— START INPUT FOR THIS TASK —

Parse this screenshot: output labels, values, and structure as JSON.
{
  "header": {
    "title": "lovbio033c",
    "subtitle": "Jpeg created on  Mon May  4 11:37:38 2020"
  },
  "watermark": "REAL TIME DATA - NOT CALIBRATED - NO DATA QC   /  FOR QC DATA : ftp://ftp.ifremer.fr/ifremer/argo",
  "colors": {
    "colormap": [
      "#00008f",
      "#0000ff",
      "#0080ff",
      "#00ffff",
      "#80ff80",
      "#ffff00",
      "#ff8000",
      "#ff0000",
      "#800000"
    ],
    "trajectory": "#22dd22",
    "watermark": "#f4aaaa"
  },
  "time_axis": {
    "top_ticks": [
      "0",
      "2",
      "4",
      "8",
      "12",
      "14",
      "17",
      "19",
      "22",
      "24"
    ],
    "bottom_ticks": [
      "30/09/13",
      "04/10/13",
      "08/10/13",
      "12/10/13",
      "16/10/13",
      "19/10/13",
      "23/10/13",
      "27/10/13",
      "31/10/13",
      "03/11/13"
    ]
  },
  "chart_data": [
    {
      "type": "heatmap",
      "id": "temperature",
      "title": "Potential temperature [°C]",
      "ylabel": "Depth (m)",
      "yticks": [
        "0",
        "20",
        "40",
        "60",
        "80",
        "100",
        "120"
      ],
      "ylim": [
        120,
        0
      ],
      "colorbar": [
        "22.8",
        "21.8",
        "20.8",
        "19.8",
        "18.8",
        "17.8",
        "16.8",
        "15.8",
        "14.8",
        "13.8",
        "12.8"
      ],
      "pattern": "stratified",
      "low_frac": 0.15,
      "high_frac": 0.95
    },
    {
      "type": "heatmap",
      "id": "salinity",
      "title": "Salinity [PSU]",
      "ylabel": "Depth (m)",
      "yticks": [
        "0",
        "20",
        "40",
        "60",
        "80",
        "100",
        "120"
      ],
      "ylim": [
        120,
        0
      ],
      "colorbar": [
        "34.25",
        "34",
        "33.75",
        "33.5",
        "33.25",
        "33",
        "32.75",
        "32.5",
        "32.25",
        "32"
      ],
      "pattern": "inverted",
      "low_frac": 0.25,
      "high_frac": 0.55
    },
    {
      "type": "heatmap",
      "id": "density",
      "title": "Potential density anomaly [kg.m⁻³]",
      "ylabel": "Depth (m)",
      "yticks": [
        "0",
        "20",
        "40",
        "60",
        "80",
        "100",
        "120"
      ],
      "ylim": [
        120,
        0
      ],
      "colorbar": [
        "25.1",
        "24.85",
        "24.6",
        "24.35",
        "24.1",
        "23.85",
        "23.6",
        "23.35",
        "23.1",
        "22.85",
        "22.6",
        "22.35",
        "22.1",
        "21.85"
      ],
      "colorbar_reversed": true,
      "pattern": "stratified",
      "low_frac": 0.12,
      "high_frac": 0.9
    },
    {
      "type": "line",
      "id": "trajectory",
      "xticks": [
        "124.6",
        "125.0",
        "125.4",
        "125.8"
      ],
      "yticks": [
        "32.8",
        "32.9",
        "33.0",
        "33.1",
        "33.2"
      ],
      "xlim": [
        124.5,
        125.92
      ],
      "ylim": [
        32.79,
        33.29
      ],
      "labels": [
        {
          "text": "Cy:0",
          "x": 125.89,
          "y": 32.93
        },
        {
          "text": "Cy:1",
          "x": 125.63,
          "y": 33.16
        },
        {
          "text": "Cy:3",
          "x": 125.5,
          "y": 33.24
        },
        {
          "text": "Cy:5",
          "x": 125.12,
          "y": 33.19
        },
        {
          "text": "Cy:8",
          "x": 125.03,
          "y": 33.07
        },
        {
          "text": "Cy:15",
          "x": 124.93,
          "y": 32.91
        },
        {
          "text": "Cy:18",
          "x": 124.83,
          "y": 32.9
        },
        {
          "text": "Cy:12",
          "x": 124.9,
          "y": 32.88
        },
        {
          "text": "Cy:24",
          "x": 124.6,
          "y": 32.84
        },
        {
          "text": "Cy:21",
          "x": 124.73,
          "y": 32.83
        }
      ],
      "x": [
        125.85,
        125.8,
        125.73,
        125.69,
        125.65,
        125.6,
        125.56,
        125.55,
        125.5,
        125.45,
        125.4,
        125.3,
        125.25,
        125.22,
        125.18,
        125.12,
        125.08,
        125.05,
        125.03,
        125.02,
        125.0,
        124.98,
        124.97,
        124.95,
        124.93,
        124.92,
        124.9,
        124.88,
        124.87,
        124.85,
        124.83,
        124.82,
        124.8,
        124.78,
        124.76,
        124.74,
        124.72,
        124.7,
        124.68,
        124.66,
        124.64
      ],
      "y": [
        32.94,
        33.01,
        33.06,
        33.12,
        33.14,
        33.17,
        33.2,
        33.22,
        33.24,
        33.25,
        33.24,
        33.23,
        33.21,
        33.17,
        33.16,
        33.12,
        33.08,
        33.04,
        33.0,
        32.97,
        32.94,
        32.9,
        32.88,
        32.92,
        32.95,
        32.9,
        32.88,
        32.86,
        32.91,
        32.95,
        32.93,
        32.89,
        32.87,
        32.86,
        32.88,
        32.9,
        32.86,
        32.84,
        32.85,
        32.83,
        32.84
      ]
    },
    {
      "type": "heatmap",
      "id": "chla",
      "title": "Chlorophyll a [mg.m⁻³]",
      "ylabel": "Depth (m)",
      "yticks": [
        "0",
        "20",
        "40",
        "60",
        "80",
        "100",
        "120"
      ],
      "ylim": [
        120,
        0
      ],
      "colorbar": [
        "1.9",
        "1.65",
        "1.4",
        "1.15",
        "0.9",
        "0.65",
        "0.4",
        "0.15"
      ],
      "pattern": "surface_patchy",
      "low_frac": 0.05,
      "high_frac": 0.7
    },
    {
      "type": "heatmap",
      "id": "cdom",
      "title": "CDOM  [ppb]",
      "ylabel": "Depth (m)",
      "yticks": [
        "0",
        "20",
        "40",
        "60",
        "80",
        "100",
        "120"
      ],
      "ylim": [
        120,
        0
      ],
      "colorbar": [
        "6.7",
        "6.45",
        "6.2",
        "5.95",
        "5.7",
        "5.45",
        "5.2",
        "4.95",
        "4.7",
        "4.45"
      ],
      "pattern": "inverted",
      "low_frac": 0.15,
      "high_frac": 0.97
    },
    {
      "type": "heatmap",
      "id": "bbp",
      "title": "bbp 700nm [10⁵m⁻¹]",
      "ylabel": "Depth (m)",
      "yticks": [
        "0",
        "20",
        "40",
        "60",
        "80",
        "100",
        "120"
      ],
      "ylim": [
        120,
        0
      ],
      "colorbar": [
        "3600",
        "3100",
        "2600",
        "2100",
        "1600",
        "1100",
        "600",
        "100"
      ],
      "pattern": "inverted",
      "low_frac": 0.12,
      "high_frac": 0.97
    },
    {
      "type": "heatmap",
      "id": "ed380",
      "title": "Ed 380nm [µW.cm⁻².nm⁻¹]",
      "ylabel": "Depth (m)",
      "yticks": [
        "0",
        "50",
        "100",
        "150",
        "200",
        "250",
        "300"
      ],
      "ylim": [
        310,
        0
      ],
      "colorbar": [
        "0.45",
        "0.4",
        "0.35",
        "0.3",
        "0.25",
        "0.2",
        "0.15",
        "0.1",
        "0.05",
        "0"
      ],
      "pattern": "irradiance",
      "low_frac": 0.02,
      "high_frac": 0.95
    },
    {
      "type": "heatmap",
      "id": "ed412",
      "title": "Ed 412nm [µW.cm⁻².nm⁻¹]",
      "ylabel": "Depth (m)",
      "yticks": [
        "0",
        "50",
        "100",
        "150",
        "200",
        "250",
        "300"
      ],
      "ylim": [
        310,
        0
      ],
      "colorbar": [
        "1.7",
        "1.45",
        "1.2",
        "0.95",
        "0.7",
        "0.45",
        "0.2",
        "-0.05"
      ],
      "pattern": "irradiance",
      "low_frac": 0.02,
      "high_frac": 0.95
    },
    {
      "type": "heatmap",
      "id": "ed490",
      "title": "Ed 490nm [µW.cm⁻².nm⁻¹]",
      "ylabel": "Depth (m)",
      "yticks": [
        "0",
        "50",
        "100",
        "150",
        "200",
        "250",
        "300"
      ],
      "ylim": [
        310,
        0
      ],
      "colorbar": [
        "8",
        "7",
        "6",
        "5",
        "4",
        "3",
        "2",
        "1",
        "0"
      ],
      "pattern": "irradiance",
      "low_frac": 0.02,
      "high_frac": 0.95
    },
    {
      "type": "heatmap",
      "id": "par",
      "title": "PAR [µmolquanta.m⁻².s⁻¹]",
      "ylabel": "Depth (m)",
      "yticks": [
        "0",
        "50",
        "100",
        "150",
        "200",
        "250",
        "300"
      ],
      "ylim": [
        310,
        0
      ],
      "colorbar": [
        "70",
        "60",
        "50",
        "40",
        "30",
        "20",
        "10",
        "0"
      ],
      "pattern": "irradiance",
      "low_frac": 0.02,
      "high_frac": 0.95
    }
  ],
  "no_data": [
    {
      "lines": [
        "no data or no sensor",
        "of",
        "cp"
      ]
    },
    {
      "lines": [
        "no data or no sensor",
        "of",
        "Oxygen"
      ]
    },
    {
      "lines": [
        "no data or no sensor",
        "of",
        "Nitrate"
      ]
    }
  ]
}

— END INPUT FOR THIS TASK —

Which lines include the word "text"? List them all.

          "text": "Cy:0",
          "text": "Cy:1",
          "text": "Cy:3",
          "text": "Cy:5",
          "text": "Cy:8",
          "text": "Cy:15",
          "text": "Cy:18",
          "text": "Cy:12",
          "text": "Cy:24",
          "text": "Cy:21",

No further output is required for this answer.